Copy all of the items below line for line, without changing anything, and leave out the pictures.

(Page element annotations)
● ● ●

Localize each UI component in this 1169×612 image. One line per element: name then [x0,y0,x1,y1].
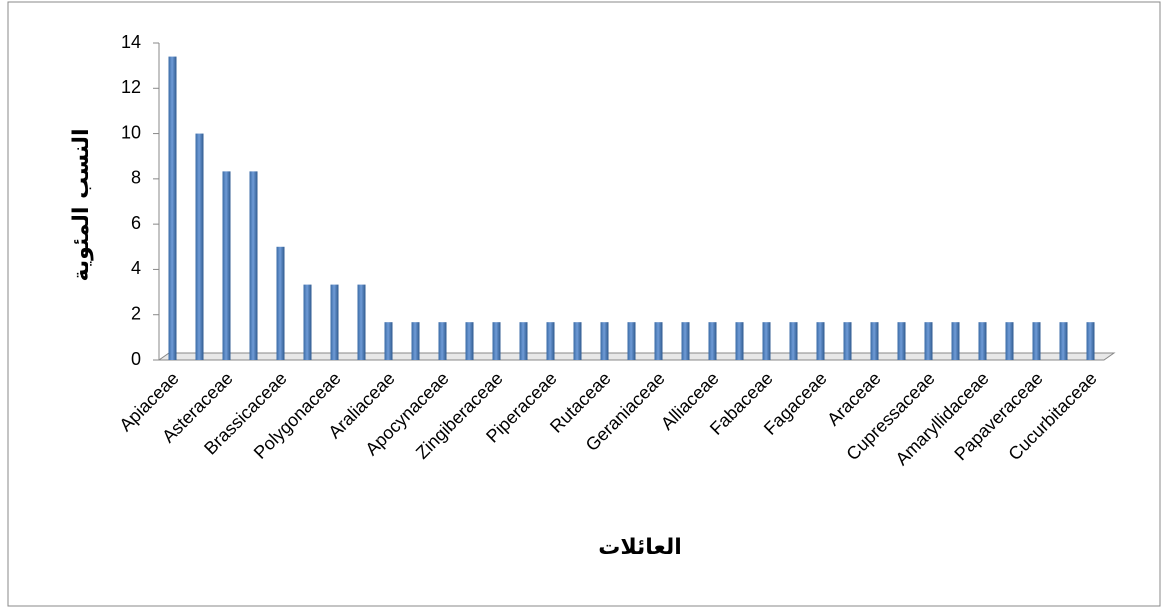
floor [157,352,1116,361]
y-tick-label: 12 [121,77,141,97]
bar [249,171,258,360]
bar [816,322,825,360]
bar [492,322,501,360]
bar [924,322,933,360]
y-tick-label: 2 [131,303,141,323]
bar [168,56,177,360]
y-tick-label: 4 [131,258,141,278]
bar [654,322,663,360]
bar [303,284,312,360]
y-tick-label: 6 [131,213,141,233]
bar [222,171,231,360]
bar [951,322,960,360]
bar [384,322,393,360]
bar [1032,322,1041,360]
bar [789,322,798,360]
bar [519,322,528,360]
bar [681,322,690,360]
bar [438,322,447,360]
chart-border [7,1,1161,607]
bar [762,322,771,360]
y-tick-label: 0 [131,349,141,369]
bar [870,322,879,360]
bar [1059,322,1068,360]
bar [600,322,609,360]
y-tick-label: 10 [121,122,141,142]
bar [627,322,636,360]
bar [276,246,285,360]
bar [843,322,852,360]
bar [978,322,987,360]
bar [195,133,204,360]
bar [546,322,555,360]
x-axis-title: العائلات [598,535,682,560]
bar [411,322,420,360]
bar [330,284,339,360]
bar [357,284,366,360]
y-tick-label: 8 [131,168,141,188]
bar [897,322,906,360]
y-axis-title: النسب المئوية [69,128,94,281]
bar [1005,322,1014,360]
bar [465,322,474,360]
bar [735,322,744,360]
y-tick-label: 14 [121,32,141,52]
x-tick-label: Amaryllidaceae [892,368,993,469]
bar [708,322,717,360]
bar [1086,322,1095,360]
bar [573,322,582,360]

● ● ●

→ WRITTEN RESPONSE:
Localize each UI component in this 1169×612 image. One line per element: name then [x0,y0,x1,y1].
floor [157,352,1116,361]
y-tick-label: 12 [121,77,141,97]
bar [249,171,258,360]
bar [816,322,825,360]
bar [492,322,501,360]
bar [924,322,933,360]
y-tick-label: 2 [131,303,141,323]
bar [168,56,177,360]
y-tick-label: 4 [131,258,141,278]
bar [654,322,663,360]
bar [303,284,312,360]
y-tick-label: 6 [131,213,141,233]
bar [222,171,231,360]
bar [951,322,960,360]
bar [384,322,393,360]
bar [1032,322,1041,360]
bar [789,322,798,360]
bar [519,322,528,360]
bar [681,322,690,360]
bar [438,322,447,360]
chart-border [7,1,1161,607]
bar [762,322,771,360]
y-tick-label: 0 [131,349,141,369]
bar [870,322,879,360]
bar [1059,322,1068,360]
bar [600,322,609,360]
y-tick-label: 10 [121,122,141,142]
bar [627,322,636,360]
bar [276,246,285,360]
bar [843,322,852,360]
bar [978,322,987,360]
bar [195,133,204,360]
bar [546,322,555,360]
x-axis-title: العائلات [598,535,682,560]
bar [411,322,420,360]
bar [330,284,339,360]
bar [357,284,366,360]
y-tick-label: 8 [131,168,141,188]
bar [897,322,906,360]
y-axis-title: النسب المئوية [69,128,94,281]
bar [1005,322,1014,360]
bar [465,322,474,360]
bar [735,322,744,360]
y-tick-label: 14 [121,32,141,52]
x-tick-label: Amaryllidaceae [892,368,993,469]
bar [708,322,717,360]
bar [1086,322,1095,360]
bar [573,322,582,360]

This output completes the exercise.